:: THE TASKS ::
a: Answer these from the thread on implementing Haskell's unwords, one answer per line, marked to match:
(i) What result does the asker's foldr attempt give for ["hey", "there", "mate"]?
(ii) Which function does the first reply suggest in place of foldr?
(iii) According to that reply, what does that function use instead of a passed accumulator value?
b: In the Haskell unwords thread, set down the stretch from "got appended to" through "an accumulator value." character for character.

===== SOURCE DOCUMENT =====

Learn You a Haskell explains the unwords
function.
$unwords ["hey","there","mate"]
"hey there mate"
Here's my implementation.
unwords' :: [String] -> String
unwords' [] = []
unwords' (x:xs)
| null xs = x
| otherwise = x ++ " " ++ unwords' xs
Is there a possible implementation with fold
? I tried the following, but the " "
got appended to the end.
$foldr (\x acc -> x ++ " " ++ acc) [] ["hey", "there", "mate"]
"hey there mate "
Also, how can I append a String([Char])
to another String without ++
?
Lastly, please critique in general.
4 Answers 4
Your foldr
solution doesn't work because it's using the empty list you're passing in the final step. You can use foldr1
instead, it uses the final element of the list in place of being passed an accumulator value.
Looking to the fold
s to implement unwords
isn't a bad idea, but there are other high-level functions that you can use to write a more terse or readable version. Let's start from a verbal description of what unwords
is doing.
Insert a space character between every
String
in a list, then join the resultingString
s together.

===== SOURCE EXCERPT =====

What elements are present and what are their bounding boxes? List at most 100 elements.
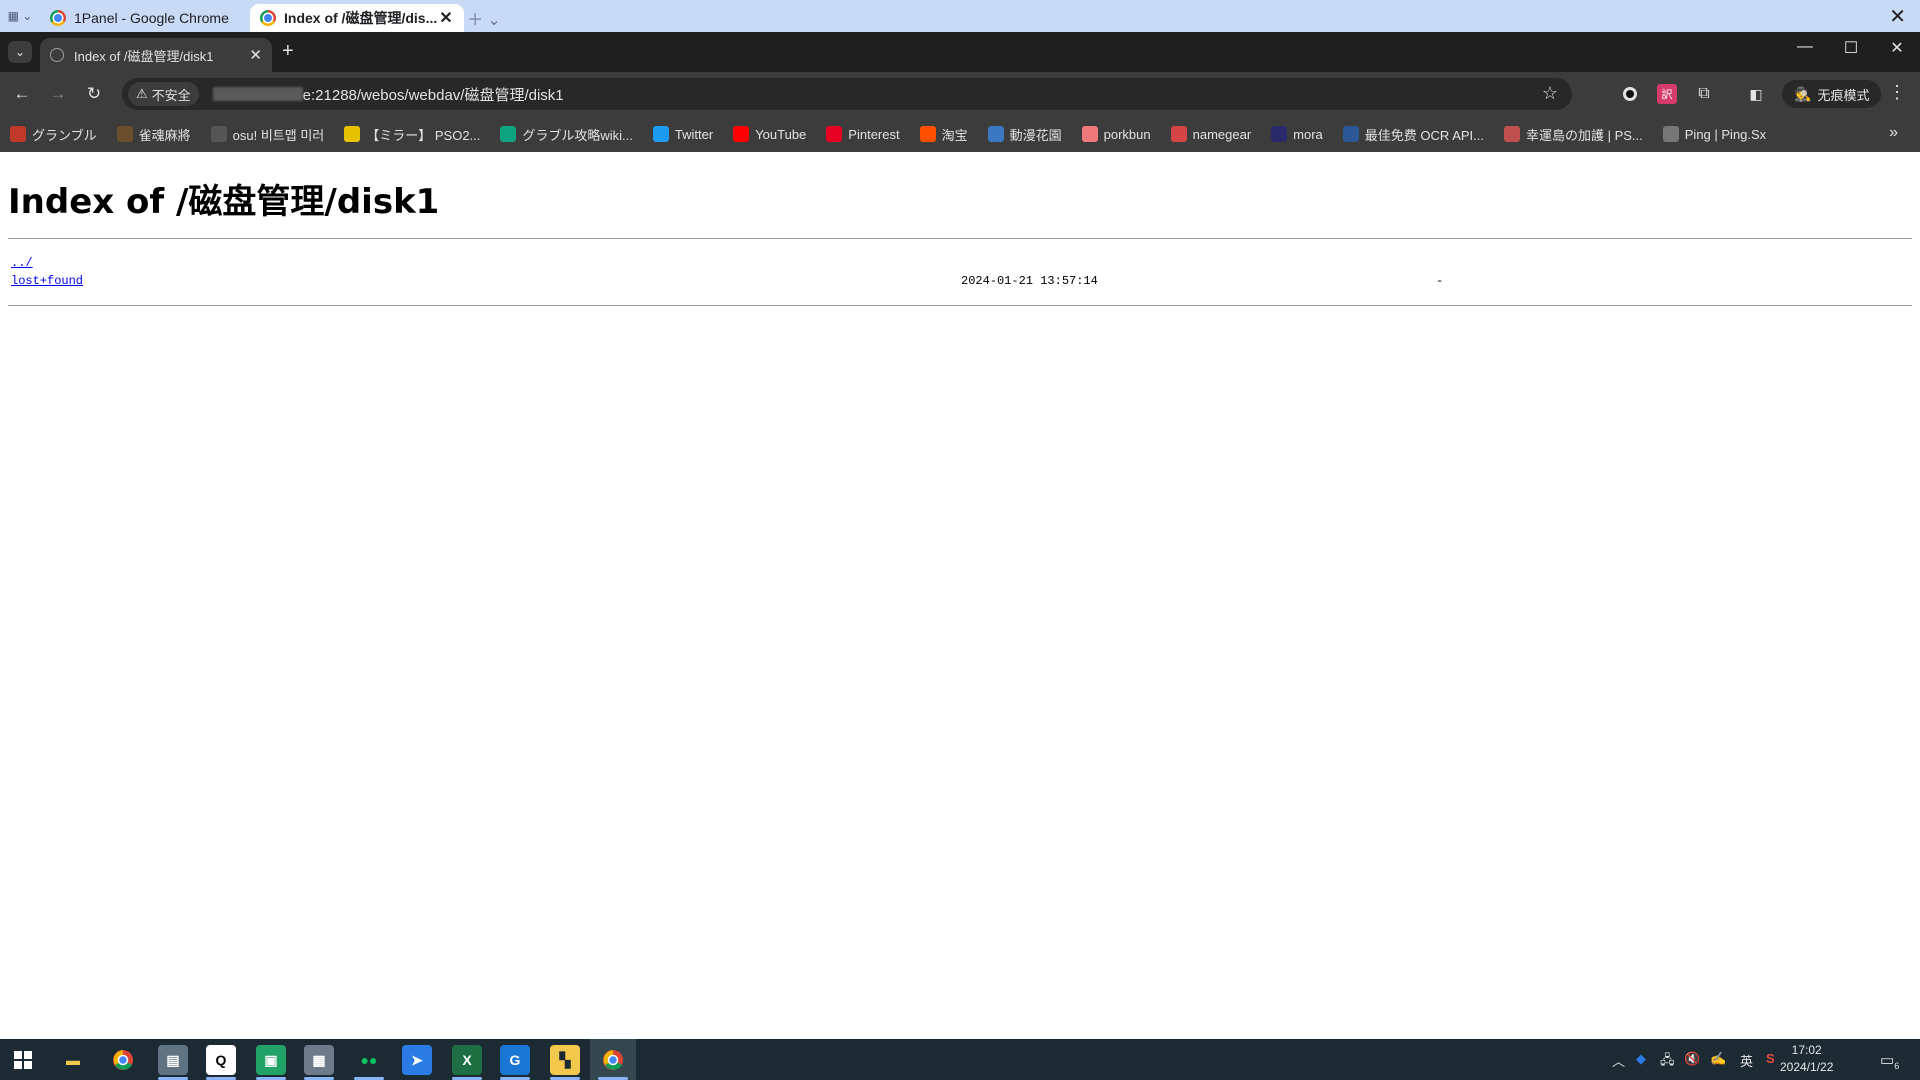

=====

:: ANSWERS TO THE TASKS ::
a:
(i) "hey there mate " (with a trailing space)
(ii) foldr1
(iii) The final element of the list

b:
got appended to the end.
$foldr (\x acc -> x ++ " " ++ acc) [] ["hey", "there", "mate"]
"hey there mate "
Also, how can I append a String([Char])
to another String without ++
?
Lastly, please critique in general.
4 Answers 4
Your foldr
solution doesn't work because it's using the empty list you're passing in the final step. You can use foldr1
instead, it uses the final element of the list in place of being passed an accumulator value.